#### TASK DETAILS:
List each line of the data that holds the word "chevron".

#### RECORD LIST:
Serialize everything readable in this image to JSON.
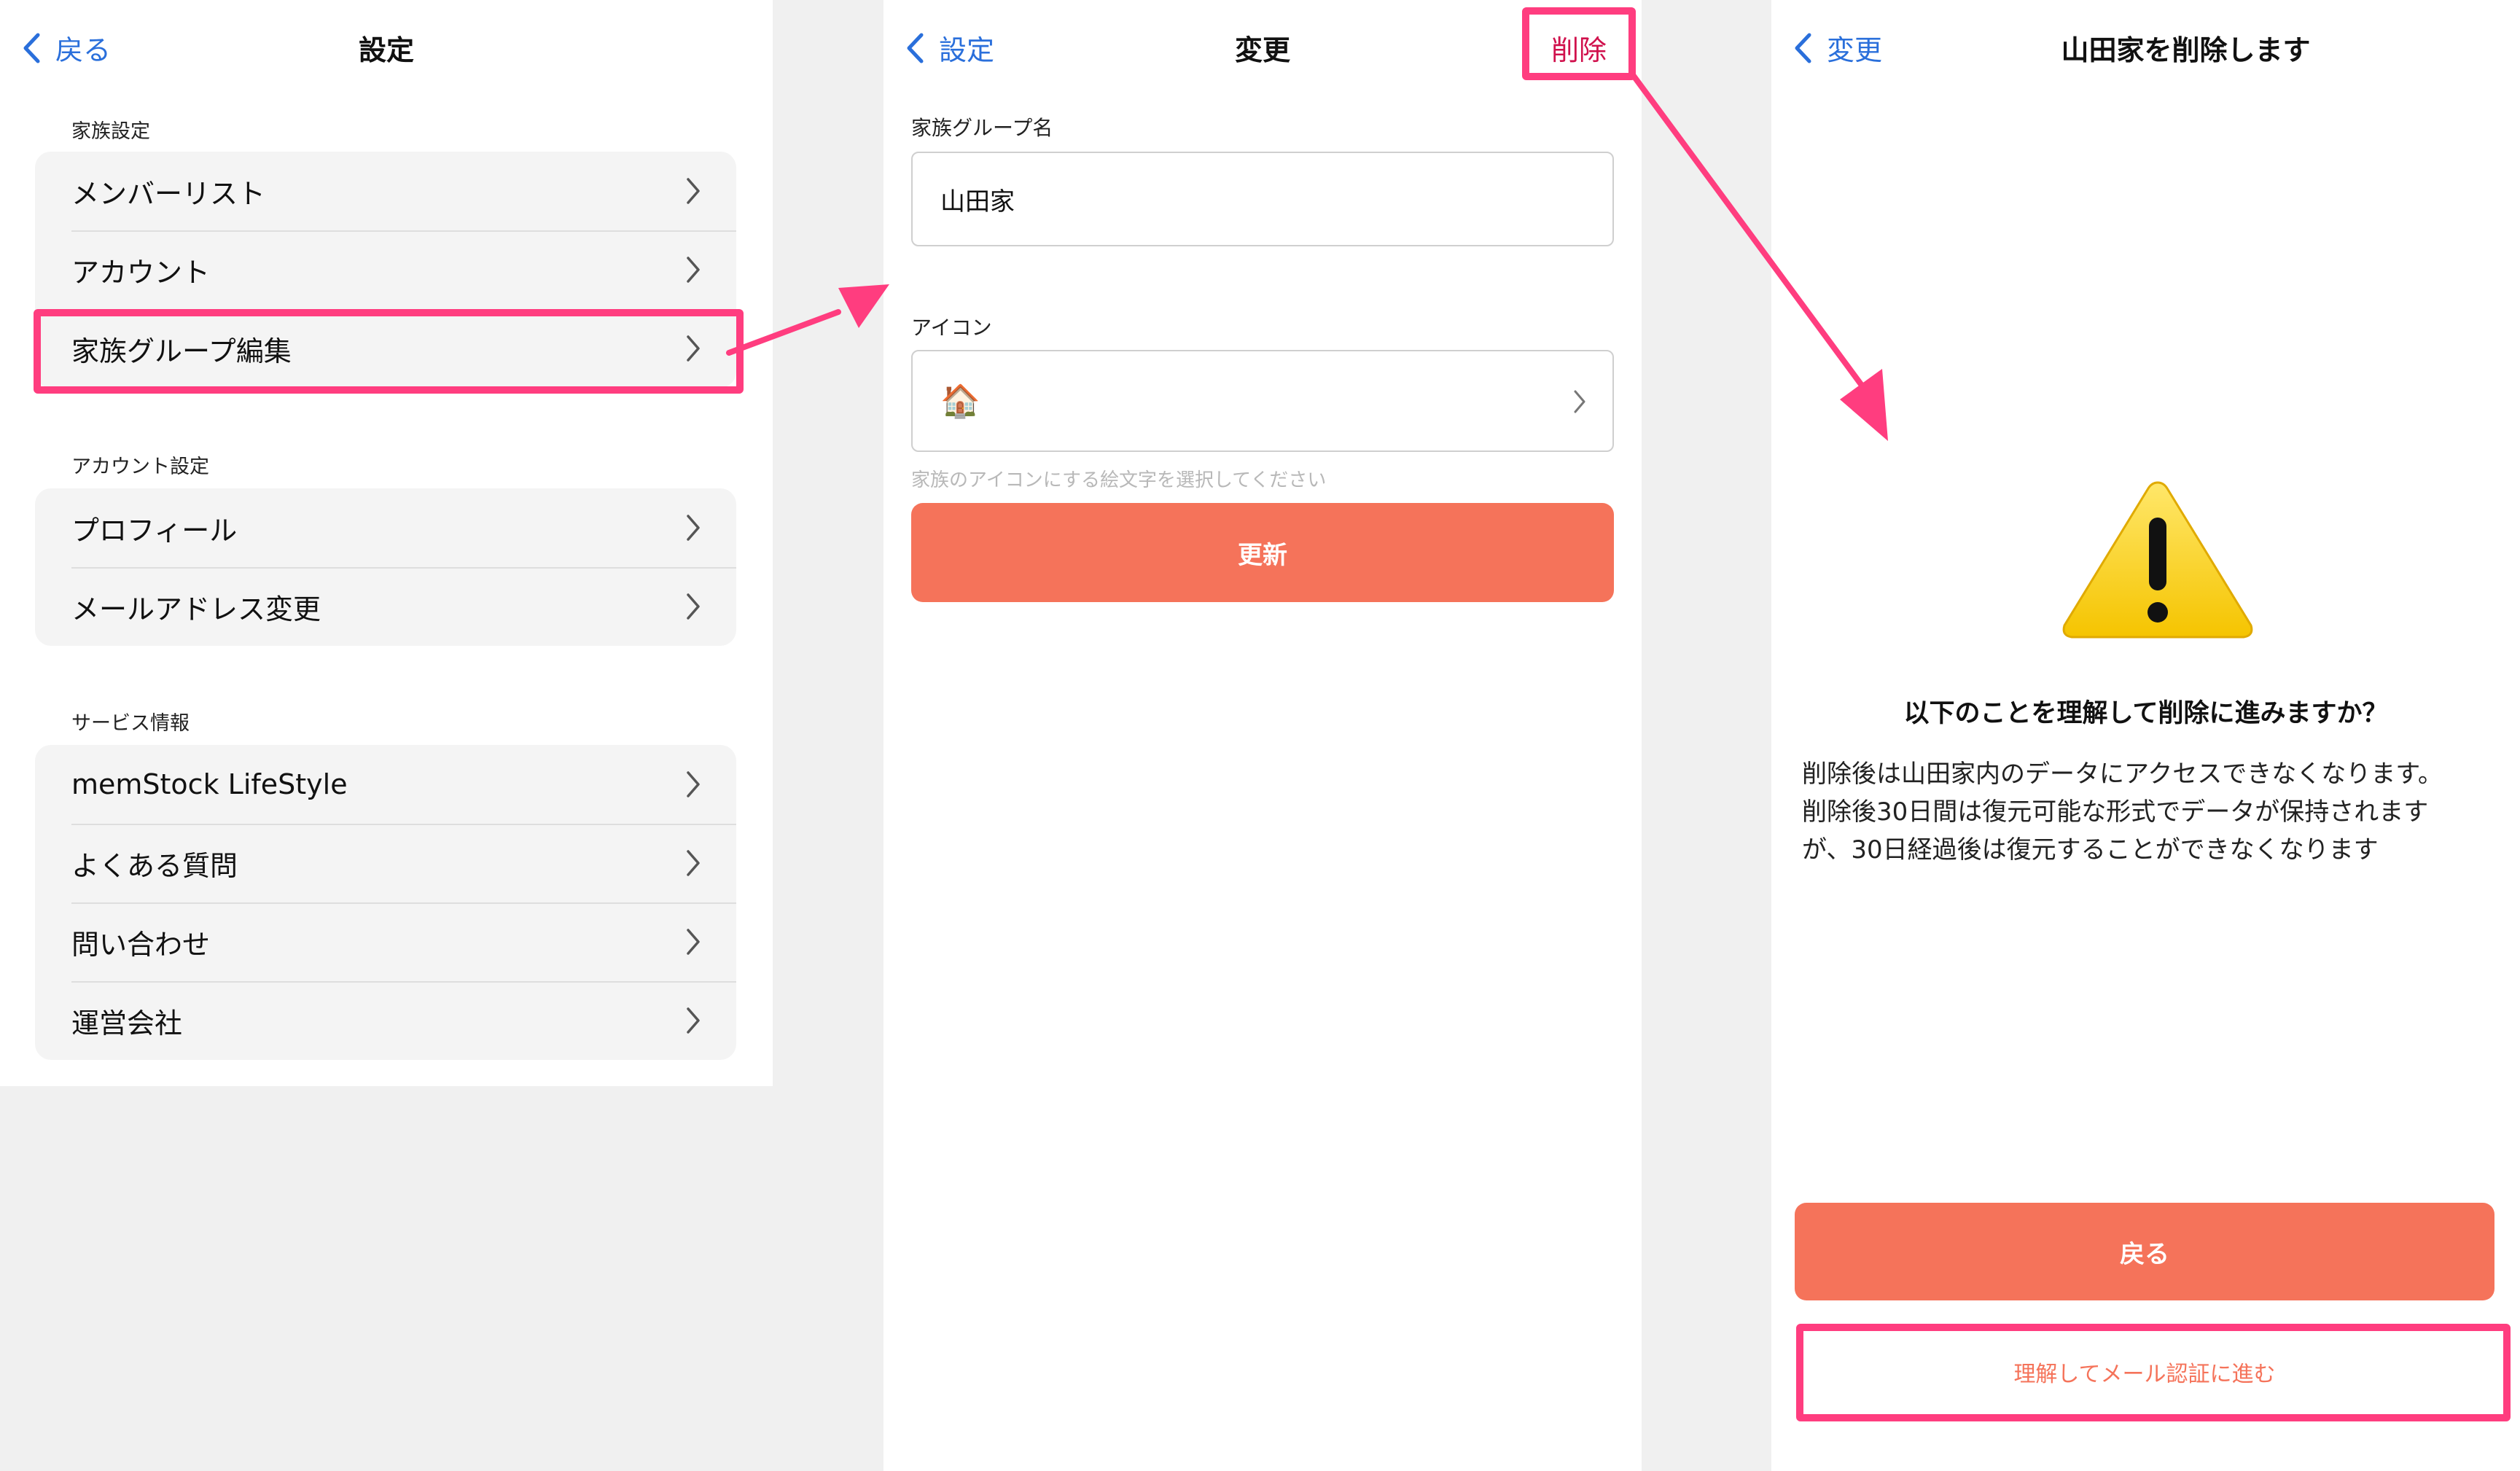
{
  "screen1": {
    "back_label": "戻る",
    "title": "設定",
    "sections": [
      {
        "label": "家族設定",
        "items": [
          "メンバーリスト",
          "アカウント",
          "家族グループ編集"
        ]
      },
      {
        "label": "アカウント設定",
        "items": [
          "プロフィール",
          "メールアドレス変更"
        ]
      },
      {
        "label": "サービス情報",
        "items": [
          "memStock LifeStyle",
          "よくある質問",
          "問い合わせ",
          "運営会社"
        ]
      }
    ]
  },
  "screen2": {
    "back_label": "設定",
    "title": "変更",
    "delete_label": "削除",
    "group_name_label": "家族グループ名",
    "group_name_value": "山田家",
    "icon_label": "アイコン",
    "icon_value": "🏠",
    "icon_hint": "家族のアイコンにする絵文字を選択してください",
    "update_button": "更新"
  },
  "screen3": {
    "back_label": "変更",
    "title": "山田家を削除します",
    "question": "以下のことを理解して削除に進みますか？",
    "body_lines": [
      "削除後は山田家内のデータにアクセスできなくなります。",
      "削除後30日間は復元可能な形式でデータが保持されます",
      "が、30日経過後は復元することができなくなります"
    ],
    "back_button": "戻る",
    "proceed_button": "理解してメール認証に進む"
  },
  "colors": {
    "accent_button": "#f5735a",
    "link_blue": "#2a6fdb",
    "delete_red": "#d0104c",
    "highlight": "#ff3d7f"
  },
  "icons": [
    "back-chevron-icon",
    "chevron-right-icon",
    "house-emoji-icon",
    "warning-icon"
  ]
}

#### ANSWER:
    "back-chevron-icon",
    "chevron-right-icon",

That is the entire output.